-- Start Information supplied --

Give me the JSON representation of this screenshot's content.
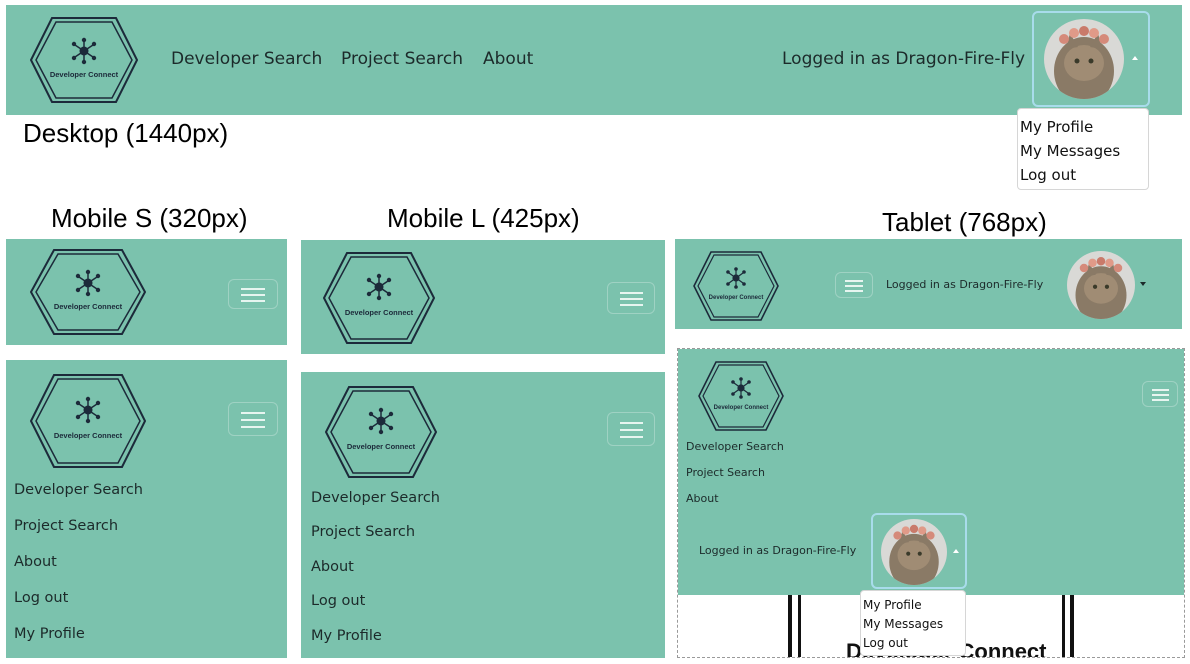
{
  "brand": {
    "name": "Developer Connect"
  },
  "nav": {
    "developer_search": "Developer Search",
    "project_search": "Project Search",
    "about": "About",
    "log_out": "Log out",
    "my_profile": "My Profile"
  },
  "user": {
    "logged_in_text": "Logged in as Dragon-Fire-Fly"
  },
  "dropdown": {
    "items": [
      "My Profile",
      "My Messages",
      "Log out"
    ]
  },
  "captions": {
    "desktop": "Desktop (1440px)",
    "mobile_s": "Mobile S (320px)",
    "mobile_l": "Mobile L (425px)",
    "tablet": "Tablet (768px)"
  },
  "colors": {
    "navbar_bg": "#7bc2ad",
    "page_bg": "#ffffff",
    "avatar_border": "#a8dceb"
  },
  "icons": [
    "network-logo-icon",
    "hamburger-icon",
    "caret-icon",
    "avatar-cat-photo"
  ]
}
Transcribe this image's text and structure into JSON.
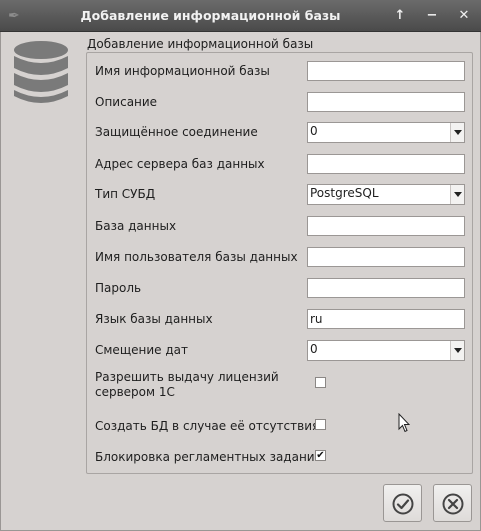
{
  "window": {
    "title": "Добавление информационной базы"
  },
  "titlebar_buttons": {
    "up_label": "↑",
    "minimize_label": "−",
    "close_label": "✕"
  },
  "group": {
    "title": "Добавление информационной базы"
  },
  "fields": [
    {
      "label": "Имя информационной базы",
      "value": ""
    },
    {
      "label": "Описание",
      "value": ""
    },
    {
      "label": "Защищённое соединение",
      "value": "0"
    },
    {
      "label": "Адрес сервера баз данных",
      "value": ""
    },
    {
      "label": "Тип СУБД",
      "value": "PostgreSQL"
    },
    {
      "label": "База данных",
      "value": ""
    },
    {
      "label": "Имя пользователя базы данных",
      "value": ""
    },
    {
      "label": "Пароль",
      "value": ""
    },
    {
      "label": "Язык базы данных",
      "value": "ru"
    },
    {
      "label": "Смещение дат",
      "value": "0"
    }
  ],
  "checkboxes": [
    {
      "label": "Разрешить выдачу лицензий сервером 1С",
      "checked": false
    },
    {
      "label": "Создать БД в случае её отсутствия",
      "checked": false
    },
    {
      "label": "Блокировка регламентных заданий",
      "checked": true,
      "mark": "✔"
    }
  ],
  "icons": {
    "app": "feather-icon",
    "database": "database-icon",
    "ok": "check-circle-icon",
    "cancel": "cancel-circle-icon"
  },
  "colors": {
    "titlebar": "#555555",
    "window_bg": "#d6d2d0",
    "field_bg": "#ffffff",
    "icon_gray": "#7a7a7a"
  }
}
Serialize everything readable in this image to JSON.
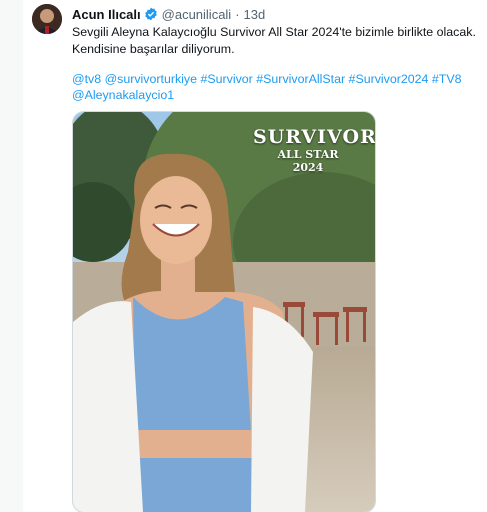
{
  "tweet": {
    "author_name": "Acun Ilıcalı",
    "handle": "@acunilicali",
    "separator": "·",
    "time": "13d",
    "text_lines": [
      "Sevgili Aleyna Kalaycıoğlu Survivor All Star 2024'te bizimle birlikte olacak.",
      "Kendisine başarılar diliyorum."
    ],
    "tags_line1": [
      "@tv8",
      "@survivorturkiye",
      "#Survivor",
      "#SurvivorAllStar",
      "#Survivor2024",
      "#TV8"
    ],
    "tags_line2": [
      "@Aleynakalaycio1"
    ]
  },
  "media": {
    "logo_word": "SURVIVOR",
    "logo_sub1": "ALL STAR",
    "logo_sub2": "2024"
  },
  "colors": {
    "link": "#1d9bf0",
    "verified": "#1d9bf0",
    "text": "#0f1419",
    "muted": "#536471"
  }
}
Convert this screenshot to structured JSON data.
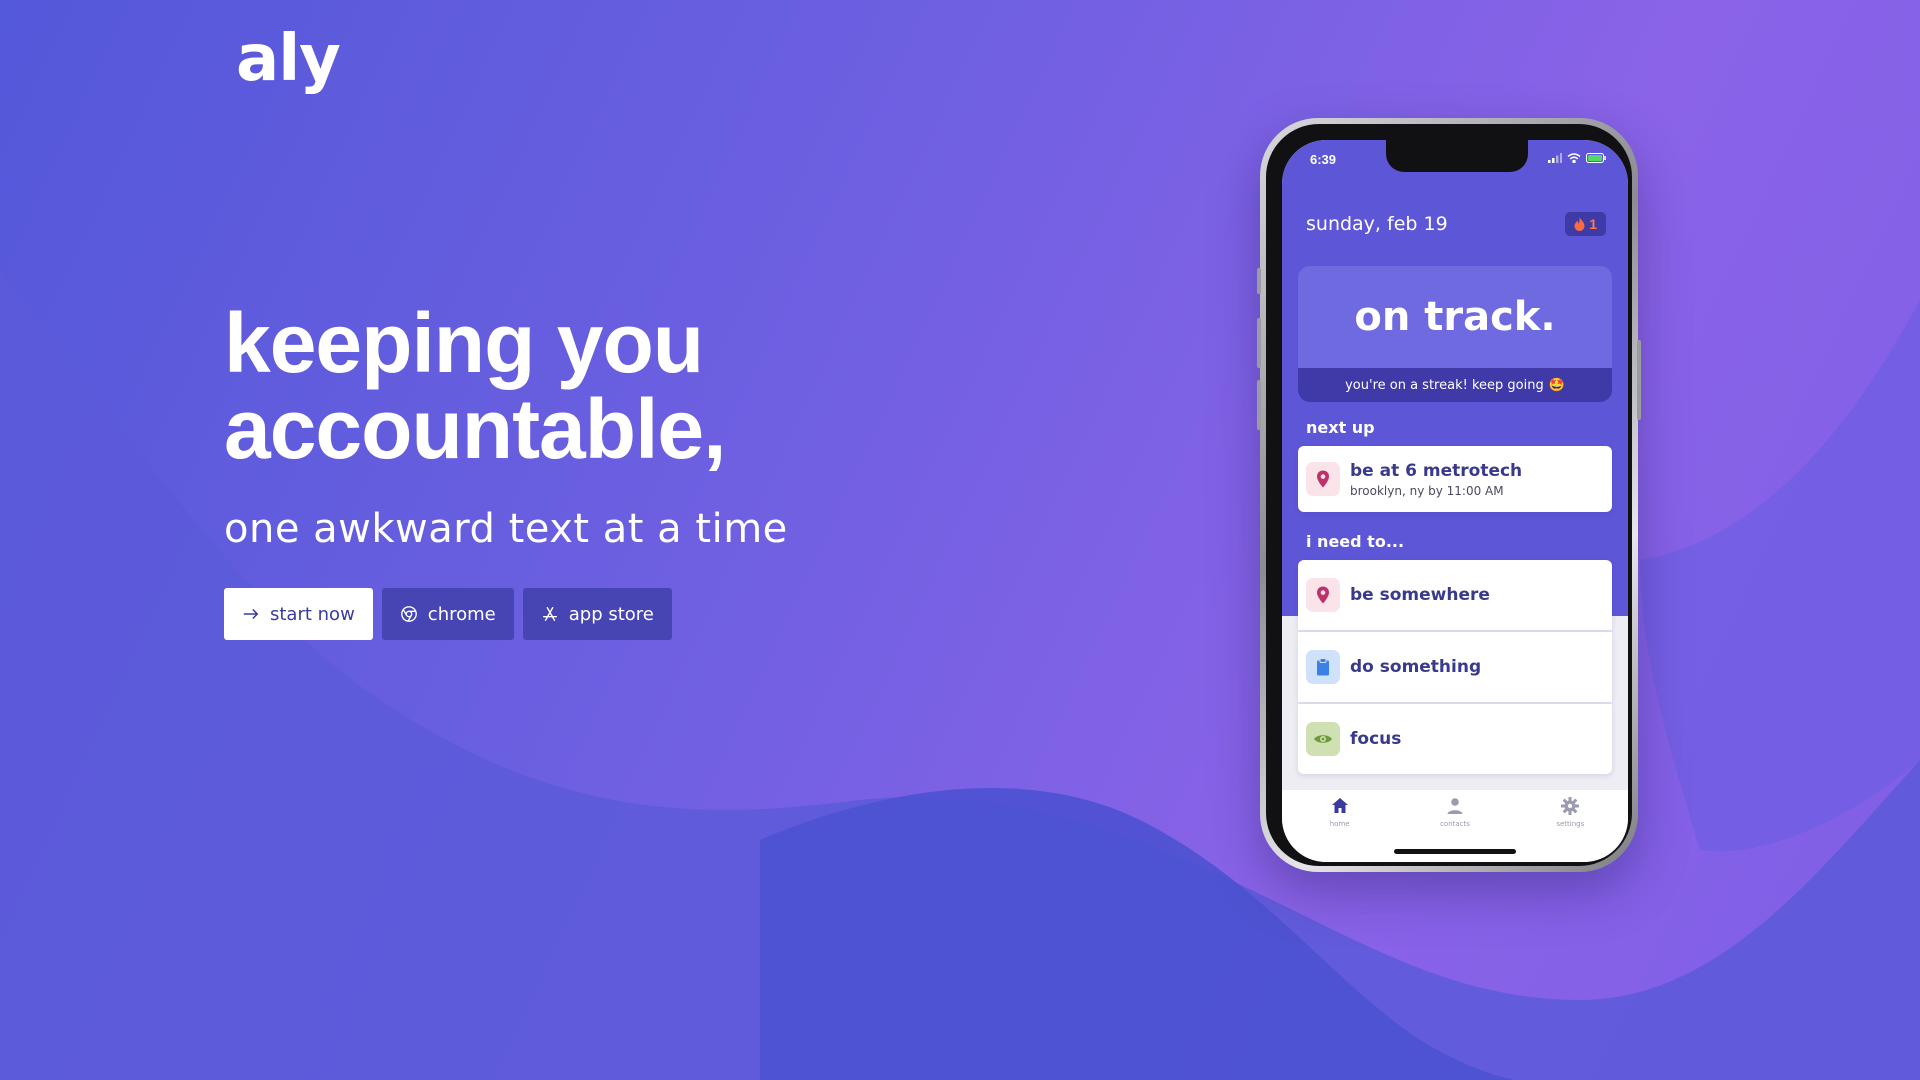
{
  "brand": {
    "logo_text": "aly"
  },
  "hero": {
    "headline_line1": "keeping you",
    "headline_line2": "accountable,",
    "subhead": "one awkward text at a time"
  },
  "cta": {
    "start_now": "start now",
    "chrome": "chrome",
    "app_store": "app store"
  },
  "phone": {
    "status_time": "6:39",
    "date": "sunday, feb 19",
    "streak_count": "1",
    "status_title": "on track.",
    "status_message": "you're on a streak! keep going",
    "status_emoji": "🤩",
    "next_up_label": "next up",
    "next_up": {
      "title": "be at 6 metrotech",
      "subtitle": "brooklyn, ny by 11:00 AM"
    },
    "need_to_label": "i need to...",
    "actions": [
      {
        "label": "be somewhere",
        "icon": "location-pin-icon"
      },
      {
        "label": "do something",
        "icon": "clipboard-icon"
      },
      {
        "label": "focus",
        "icon": "eye-icon"
      }
    ],
    "tabs": [
      {
        "label": "home",
        "icon": "home-icon"
      },
      {
        "label": "contacts",
        "icon": "person-icon"
      },
      {
        "label": "settings",
        "icon": "gear-icon"
      }
    ]
  },
  "colors": {
    "background_start": "#5458da",
    "background_end": "#8a63e8",
    "button_dark": "#4745b4",
    "phone_screen": "#5d57d7",
    "card_title": "#3a3a8c"
  }
}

-- End Information supplied --

Problem —
From the listing above, report the number of lines containing the string "Mobile", without any accompanying remarks.

Task solution —
2